# [What is being asked]
Show each line from the listing that includes the word "type".
───── Records provided ─────
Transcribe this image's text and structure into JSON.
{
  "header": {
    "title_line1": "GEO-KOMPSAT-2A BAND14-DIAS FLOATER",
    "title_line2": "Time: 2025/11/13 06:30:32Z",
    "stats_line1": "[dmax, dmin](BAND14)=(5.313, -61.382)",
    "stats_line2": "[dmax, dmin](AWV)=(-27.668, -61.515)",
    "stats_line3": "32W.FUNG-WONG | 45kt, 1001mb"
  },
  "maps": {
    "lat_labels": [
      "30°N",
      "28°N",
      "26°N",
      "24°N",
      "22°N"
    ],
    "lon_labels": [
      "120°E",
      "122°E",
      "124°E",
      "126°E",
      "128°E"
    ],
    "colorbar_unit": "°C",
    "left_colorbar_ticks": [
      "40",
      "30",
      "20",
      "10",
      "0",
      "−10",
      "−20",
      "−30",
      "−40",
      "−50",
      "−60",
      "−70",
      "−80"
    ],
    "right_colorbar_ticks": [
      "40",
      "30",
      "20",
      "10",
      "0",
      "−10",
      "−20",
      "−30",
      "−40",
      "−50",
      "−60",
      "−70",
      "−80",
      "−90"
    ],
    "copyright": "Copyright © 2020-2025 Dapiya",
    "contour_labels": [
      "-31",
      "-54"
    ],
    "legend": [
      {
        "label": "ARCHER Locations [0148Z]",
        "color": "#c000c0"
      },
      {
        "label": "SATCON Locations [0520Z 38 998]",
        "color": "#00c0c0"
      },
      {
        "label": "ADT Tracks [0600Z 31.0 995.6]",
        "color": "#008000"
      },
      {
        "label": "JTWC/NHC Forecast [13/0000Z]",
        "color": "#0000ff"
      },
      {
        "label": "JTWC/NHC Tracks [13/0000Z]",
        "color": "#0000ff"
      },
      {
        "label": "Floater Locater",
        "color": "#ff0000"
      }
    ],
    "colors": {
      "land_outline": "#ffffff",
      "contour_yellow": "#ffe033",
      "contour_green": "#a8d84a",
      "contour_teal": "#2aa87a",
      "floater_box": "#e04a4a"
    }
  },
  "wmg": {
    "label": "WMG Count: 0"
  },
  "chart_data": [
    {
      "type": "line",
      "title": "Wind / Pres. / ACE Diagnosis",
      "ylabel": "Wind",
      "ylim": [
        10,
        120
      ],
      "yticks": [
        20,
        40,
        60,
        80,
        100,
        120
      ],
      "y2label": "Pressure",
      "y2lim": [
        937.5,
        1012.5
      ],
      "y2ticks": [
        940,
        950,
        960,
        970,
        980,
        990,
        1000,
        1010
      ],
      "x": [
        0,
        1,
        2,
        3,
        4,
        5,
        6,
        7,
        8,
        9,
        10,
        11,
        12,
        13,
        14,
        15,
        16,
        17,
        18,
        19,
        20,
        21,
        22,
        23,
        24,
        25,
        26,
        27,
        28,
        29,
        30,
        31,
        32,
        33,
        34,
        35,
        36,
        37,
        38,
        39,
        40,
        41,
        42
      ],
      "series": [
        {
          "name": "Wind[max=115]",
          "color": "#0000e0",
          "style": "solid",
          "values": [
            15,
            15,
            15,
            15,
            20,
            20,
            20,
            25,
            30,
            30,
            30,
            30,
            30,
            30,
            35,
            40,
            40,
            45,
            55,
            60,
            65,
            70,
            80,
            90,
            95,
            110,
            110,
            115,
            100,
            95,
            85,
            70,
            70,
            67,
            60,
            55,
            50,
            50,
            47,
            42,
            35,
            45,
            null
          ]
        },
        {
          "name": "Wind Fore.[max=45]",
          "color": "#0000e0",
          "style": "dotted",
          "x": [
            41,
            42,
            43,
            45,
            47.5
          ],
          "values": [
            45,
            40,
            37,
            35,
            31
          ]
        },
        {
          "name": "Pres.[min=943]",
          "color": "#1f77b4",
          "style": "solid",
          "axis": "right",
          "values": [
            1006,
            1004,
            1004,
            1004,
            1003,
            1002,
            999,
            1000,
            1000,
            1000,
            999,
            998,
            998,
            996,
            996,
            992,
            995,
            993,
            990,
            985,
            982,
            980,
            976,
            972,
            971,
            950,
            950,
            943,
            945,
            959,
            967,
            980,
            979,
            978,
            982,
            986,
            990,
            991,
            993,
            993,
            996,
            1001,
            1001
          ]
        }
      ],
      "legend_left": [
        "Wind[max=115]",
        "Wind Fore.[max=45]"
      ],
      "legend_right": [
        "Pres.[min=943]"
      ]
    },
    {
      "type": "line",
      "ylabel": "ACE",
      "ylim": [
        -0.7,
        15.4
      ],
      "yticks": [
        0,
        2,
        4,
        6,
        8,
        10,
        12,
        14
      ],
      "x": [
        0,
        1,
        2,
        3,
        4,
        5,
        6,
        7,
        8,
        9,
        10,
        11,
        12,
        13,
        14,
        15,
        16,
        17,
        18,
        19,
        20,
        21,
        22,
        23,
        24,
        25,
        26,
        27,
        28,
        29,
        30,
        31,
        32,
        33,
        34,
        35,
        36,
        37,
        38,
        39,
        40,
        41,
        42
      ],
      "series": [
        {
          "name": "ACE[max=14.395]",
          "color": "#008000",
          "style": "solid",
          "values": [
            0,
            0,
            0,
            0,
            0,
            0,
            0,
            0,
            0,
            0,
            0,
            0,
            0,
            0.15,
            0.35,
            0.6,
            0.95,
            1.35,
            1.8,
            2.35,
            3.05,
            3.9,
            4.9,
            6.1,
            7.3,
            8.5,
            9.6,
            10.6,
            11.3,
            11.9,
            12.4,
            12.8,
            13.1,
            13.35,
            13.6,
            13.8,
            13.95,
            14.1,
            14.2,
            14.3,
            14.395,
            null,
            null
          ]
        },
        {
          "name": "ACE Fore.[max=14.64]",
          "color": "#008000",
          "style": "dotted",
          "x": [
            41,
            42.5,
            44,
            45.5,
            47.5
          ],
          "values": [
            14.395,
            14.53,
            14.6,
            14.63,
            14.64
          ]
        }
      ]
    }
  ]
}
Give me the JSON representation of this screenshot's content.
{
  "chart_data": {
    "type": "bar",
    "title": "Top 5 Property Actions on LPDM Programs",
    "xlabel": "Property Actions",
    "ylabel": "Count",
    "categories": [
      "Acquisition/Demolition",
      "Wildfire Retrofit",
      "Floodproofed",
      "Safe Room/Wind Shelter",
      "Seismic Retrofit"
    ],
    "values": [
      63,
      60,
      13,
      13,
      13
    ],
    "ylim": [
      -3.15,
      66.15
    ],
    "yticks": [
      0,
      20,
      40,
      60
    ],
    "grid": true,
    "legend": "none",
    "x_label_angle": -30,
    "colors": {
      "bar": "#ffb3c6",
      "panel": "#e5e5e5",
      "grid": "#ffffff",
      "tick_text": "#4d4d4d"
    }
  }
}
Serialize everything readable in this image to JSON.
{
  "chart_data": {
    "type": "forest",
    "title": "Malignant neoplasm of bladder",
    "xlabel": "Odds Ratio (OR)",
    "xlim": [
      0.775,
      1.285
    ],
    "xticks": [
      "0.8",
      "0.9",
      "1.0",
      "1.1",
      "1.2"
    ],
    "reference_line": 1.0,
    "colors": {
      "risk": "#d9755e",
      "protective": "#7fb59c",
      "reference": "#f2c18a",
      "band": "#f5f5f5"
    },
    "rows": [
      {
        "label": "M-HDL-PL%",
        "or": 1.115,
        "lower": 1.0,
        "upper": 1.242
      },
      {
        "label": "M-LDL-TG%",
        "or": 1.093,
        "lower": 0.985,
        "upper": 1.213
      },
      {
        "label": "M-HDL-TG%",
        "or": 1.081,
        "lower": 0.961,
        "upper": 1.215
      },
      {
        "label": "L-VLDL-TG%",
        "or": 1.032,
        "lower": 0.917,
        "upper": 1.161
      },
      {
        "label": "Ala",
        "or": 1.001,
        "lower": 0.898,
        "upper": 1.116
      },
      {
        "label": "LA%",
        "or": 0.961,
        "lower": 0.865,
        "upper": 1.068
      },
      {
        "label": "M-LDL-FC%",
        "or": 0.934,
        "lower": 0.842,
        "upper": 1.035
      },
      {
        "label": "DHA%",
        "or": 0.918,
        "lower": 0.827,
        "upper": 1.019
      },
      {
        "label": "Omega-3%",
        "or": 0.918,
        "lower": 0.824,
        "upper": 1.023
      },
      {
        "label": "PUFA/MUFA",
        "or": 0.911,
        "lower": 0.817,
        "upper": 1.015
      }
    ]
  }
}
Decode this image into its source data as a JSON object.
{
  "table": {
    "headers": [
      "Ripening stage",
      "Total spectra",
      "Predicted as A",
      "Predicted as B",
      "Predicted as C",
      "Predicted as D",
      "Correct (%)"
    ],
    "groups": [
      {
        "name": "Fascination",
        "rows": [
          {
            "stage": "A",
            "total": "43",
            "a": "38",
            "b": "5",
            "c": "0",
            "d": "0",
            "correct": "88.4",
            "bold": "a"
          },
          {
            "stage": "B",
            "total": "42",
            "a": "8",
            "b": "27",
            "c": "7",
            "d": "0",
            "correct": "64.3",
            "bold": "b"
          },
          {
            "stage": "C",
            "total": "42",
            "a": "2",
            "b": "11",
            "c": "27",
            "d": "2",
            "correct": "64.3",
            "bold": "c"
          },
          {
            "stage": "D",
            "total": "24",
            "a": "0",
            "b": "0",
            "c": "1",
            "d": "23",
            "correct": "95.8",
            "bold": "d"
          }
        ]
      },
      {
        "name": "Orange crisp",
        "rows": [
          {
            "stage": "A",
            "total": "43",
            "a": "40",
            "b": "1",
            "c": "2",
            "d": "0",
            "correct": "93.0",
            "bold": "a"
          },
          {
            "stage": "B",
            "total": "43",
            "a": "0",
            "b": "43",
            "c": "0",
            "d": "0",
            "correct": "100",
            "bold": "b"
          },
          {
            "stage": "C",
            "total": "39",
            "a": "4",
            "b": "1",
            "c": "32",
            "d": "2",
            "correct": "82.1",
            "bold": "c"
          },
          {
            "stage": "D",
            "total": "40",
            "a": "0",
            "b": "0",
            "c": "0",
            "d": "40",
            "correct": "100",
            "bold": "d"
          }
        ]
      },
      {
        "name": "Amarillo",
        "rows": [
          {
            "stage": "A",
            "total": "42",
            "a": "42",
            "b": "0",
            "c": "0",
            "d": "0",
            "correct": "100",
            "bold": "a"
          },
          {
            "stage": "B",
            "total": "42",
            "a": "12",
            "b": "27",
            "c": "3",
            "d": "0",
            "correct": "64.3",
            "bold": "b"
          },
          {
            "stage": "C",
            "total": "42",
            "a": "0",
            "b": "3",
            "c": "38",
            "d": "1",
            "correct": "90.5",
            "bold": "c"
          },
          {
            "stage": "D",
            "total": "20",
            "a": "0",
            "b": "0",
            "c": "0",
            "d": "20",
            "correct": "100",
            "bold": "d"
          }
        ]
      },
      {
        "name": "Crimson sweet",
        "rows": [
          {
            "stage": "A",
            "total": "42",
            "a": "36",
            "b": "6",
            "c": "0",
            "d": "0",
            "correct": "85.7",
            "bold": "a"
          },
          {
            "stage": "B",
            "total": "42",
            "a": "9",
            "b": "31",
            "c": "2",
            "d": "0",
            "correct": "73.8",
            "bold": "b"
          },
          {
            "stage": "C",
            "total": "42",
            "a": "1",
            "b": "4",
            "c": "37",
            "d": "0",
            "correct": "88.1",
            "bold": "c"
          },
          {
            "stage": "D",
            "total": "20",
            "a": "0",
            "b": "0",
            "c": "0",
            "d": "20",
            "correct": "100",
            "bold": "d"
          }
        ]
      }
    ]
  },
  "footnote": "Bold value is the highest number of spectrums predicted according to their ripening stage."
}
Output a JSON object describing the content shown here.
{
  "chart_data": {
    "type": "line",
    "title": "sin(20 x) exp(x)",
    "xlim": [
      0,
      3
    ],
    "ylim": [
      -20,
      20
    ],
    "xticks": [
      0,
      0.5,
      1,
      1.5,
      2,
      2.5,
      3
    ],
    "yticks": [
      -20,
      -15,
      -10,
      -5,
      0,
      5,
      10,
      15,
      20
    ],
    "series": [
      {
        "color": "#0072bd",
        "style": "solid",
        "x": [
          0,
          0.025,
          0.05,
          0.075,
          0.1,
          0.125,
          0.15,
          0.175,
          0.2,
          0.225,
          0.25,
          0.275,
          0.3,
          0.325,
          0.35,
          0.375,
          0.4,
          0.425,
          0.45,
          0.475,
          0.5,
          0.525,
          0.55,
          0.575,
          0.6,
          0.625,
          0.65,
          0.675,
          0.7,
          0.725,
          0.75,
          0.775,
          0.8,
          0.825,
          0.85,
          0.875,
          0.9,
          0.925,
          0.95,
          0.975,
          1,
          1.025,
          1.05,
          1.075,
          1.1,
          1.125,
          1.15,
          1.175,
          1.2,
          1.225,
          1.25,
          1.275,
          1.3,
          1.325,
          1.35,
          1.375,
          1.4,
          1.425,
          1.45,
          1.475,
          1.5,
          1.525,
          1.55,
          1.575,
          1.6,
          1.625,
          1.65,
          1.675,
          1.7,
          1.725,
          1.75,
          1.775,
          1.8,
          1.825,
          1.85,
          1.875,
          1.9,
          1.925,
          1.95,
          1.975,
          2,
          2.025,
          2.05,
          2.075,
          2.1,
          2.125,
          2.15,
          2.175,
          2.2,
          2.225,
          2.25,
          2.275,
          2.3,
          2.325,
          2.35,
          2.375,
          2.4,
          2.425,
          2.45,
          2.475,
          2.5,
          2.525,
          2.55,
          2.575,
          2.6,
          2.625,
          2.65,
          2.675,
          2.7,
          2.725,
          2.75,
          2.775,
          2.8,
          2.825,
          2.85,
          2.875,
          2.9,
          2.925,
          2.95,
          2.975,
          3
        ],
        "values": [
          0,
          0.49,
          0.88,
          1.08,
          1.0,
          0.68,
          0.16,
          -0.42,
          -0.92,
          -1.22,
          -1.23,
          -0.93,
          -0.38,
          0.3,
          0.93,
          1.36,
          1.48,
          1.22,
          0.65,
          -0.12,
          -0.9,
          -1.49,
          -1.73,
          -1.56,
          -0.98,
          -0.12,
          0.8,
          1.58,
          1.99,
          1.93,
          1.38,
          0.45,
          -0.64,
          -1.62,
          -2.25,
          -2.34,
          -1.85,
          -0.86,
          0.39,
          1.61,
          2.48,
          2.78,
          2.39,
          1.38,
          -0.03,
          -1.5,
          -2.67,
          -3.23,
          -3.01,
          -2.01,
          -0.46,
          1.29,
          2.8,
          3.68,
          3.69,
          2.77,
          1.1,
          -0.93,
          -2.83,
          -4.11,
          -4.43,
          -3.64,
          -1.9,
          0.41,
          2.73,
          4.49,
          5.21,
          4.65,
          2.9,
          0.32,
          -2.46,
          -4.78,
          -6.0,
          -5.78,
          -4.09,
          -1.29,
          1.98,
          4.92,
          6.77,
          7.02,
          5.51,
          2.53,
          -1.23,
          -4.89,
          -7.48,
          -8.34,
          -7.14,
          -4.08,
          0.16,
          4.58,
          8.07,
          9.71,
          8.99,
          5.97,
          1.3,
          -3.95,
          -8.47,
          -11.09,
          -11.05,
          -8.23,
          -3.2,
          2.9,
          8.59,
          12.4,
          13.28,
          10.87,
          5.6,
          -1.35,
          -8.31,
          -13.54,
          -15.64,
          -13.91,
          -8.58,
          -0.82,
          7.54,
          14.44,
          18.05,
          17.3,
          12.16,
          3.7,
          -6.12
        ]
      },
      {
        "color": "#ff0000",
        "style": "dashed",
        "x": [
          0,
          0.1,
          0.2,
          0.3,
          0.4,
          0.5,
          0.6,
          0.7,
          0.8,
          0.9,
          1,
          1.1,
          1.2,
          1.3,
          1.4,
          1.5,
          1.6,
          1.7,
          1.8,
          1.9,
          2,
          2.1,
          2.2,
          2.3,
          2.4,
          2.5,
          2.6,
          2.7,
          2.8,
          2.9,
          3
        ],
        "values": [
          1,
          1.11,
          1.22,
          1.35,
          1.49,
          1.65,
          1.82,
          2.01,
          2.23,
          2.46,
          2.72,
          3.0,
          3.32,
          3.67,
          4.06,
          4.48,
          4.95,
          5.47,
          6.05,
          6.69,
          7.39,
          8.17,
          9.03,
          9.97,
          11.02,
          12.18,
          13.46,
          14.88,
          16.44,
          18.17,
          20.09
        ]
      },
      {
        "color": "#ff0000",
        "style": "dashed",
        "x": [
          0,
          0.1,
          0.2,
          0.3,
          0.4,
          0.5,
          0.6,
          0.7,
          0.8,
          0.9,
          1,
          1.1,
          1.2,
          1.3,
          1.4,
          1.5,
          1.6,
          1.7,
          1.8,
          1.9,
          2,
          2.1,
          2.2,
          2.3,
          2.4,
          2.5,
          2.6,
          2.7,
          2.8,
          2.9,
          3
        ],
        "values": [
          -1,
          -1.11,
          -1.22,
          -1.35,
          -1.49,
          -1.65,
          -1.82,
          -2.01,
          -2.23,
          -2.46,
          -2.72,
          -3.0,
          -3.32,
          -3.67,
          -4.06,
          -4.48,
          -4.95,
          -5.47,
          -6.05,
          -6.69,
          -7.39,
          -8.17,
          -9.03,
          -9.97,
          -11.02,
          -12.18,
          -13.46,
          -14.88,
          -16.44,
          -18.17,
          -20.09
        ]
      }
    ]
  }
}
─────
# [Solution below]
      "type": "line",
      "type": "line",
    "type": "bar",
    "type": "forest",
    "type": "line",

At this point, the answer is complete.